* Start RECORDS TO PROCESS *
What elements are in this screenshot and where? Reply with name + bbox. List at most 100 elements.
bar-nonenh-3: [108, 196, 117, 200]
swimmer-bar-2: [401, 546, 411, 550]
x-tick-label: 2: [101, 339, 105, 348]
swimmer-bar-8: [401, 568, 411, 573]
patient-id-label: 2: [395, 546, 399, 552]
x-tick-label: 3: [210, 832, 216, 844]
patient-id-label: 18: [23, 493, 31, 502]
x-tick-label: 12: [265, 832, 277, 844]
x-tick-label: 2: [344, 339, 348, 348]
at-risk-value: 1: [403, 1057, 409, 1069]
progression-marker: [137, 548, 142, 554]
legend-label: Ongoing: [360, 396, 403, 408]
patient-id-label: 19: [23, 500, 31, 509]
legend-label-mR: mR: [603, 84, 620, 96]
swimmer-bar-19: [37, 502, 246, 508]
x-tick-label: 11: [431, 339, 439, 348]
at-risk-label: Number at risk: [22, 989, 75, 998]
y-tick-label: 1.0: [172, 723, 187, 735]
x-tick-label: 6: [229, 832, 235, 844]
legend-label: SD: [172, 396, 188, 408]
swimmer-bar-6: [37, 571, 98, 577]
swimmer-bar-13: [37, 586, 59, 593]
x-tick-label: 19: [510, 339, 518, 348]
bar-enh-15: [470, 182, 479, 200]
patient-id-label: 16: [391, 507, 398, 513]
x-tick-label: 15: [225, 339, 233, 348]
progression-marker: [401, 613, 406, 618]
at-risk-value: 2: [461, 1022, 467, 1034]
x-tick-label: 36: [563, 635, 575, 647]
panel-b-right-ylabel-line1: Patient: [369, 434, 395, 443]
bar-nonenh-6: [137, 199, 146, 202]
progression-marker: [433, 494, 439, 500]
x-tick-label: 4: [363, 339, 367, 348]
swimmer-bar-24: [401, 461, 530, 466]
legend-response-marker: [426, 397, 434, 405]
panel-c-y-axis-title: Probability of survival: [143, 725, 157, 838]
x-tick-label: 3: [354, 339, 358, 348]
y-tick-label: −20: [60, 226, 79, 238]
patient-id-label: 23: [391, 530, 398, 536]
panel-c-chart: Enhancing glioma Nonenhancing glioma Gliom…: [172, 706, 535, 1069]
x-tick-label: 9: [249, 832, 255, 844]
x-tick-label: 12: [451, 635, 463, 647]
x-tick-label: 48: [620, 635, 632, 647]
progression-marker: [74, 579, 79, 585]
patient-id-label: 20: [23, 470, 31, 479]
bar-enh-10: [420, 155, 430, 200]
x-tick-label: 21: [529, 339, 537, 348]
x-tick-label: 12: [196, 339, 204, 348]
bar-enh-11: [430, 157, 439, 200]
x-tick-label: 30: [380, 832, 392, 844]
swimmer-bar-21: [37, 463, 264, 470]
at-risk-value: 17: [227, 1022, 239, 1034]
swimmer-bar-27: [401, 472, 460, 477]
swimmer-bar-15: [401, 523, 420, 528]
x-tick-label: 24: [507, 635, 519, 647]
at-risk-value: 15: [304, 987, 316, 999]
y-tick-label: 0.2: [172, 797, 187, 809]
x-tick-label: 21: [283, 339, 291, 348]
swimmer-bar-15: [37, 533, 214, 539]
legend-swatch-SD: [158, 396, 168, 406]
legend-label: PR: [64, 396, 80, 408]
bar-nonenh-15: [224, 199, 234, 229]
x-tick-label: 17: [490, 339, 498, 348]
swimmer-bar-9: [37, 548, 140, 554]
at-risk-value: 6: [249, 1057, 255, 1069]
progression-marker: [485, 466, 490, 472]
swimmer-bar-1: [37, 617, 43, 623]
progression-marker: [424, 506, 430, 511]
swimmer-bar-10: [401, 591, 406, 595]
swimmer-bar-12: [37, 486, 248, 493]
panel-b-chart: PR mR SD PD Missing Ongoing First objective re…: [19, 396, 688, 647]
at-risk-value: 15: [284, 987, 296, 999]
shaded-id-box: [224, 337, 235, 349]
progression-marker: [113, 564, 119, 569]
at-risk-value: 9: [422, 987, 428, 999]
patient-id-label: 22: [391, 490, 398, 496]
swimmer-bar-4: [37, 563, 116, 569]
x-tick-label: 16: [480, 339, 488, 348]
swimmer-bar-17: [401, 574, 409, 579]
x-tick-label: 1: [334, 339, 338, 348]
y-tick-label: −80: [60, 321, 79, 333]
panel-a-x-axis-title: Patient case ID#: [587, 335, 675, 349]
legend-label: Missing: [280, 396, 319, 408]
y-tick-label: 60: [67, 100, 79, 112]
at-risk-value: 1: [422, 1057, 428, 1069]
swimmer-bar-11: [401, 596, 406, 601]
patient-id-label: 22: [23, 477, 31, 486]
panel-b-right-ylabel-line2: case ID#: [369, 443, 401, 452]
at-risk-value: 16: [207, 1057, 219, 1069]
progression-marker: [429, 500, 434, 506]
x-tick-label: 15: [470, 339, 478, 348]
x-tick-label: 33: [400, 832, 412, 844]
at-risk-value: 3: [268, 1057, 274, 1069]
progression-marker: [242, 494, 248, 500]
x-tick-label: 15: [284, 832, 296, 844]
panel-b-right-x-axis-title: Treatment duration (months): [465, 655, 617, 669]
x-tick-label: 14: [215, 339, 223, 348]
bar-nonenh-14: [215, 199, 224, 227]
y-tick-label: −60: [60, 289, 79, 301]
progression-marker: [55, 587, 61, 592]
* End RECORDS TO PROCESS *
* Start RECORDS TO PROCESS *
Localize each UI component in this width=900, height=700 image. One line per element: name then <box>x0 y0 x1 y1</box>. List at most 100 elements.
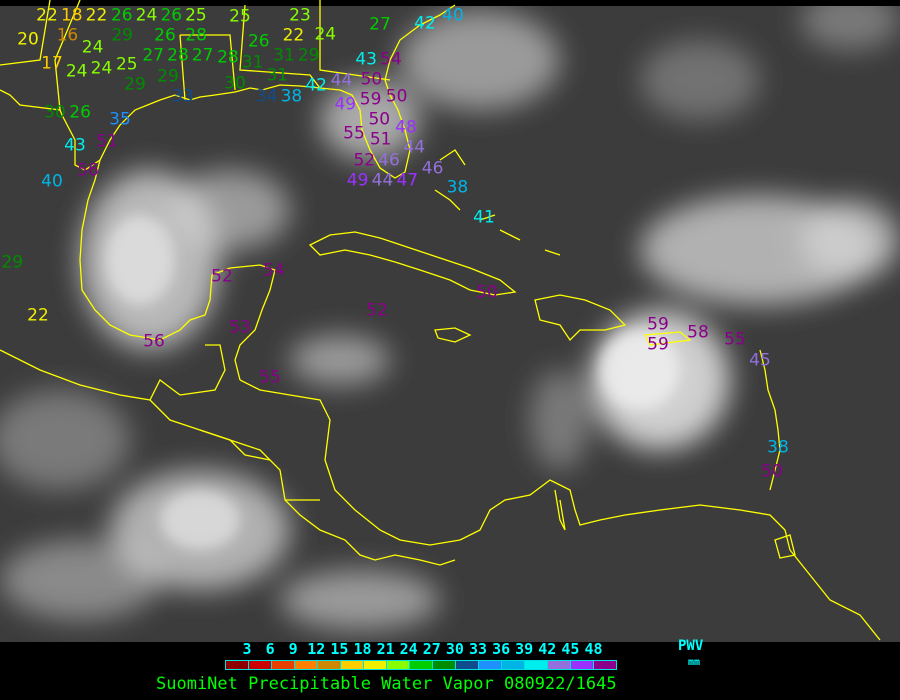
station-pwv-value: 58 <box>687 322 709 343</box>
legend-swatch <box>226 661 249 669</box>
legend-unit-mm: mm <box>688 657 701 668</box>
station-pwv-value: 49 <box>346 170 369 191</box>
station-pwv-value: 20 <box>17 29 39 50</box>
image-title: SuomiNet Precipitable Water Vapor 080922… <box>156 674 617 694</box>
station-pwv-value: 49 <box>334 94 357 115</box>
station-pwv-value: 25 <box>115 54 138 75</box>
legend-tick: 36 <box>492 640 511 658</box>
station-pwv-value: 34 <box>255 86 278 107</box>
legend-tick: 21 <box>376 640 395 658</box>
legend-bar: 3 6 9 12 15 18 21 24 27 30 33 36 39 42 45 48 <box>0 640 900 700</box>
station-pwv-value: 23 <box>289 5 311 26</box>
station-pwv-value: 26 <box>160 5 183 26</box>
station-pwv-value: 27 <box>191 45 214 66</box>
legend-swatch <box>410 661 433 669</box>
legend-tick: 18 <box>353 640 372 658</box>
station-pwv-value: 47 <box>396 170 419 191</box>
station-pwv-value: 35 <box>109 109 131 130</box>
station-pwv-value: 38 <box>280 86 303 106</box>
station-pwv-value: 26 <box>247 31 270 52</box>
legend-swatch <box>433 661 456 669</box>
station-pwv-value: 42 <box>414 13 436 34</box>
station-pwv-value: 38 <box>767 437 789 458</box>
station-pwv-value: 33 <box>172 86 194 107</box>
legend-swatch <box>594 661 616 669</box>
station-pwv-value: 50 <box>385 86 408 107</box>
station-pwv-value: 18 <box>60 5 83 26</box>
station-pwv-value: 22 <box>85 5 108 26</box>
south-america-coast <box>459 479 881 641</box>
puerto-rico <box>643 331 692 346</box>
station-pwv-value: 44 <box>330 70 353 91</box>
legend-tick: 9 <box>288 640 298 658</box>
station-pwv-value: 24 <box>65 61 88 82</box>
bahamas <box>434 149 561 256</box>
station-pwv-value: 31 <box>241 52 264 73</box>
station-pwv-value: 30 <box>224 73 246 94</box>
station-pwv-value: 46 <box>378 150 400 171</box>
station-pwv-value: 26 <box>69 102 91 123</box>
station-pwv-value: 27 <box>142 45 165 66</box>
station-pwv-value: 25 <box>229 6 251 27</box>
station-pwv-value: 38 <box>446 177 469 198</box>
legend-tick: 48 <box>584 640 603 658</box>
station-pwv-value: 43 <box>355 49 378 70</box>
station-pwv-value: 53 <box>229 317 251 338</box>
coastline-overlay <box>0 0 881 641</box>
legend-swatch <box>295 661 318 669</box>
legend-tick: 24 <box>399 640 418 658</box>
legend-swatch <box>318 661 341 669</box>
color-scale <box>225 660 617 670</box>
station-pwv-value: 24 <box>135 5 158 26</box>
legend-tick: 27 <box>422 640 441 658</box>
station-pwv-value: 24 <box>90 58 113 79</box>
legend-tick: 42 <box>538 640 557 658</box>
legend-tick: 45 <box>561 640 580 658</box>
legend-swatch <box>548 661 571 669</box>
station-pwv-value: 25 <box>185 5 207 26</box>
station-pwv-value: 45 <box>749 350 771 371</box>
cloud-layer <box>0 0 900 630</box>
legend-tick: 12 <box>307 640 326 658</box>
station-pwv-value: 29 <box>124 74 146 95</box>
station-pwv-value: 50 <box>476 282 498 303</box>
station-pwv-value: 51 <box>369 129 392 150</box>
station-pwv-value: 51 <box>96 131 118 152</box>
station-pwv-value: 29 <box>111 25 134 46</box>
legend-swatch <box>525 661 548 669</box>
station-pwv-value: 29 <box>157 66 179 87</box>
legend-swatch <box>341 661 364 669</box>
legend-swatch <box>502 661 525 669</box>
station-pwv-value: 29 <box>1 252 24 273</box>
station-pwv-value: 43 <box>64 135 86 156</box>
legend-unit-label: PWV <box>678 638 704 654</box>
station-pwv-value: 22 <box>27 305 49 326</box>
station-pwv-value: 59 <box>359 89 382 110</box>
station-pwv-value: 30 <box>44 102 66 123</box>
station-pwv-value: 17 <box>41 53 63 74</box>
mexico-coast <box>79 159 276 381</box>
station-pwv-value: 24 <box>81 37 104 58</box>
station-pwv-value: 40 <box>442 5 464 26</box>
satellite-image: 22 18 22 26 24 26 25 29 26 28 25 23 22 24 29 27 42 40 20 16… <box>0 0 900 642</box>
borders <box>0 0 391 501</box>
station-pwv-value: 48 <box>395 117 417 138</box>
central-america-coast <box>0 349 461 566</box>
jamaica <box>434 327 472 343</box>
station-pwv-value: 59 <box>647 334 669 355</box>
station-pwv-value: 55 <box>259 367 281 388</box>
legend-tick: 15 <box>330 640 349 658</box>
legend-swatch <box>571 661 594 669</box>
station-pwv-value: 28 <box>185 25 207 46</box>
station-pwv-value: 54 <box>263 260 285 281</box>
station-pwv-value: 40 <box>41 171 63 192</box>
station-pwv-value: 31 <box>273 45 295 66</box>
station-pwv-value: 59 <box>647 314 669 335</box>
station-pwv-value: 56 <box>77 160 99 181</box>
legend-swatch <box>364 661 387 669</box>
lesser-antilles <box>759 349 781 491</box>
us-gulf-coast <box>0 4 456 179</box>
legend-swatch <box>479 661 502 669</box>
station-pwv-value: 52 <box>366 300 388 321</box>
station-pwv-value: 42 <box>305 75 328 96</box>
* End RECORDS TO PROCESS *
> [OBJECTIVE] Retype the listing from the line with "station-pwv-value: 58 <box>687" to the line with "station-pwv-value: 49 <box>334", including both of those lines.

> [OUTPUT FOR THIS EXERCISE]
station-pwv-value: 58 <box>687 322 709 343</box>
legend-swatch <box>226 661 249 669</box>
legend-unit-mm: mm <box>688 657 701 668</box>
station-pwv-value: 49 <box>346 170 369 191</box>
station-pwv-value: 20 <box>17 29 39 50</box>
image-title: SuomiNet Precipitable Water Vapor 080922… <box>156 674 617 694</box>
station-pwv-value: 49 <box>334 94 357 115</box>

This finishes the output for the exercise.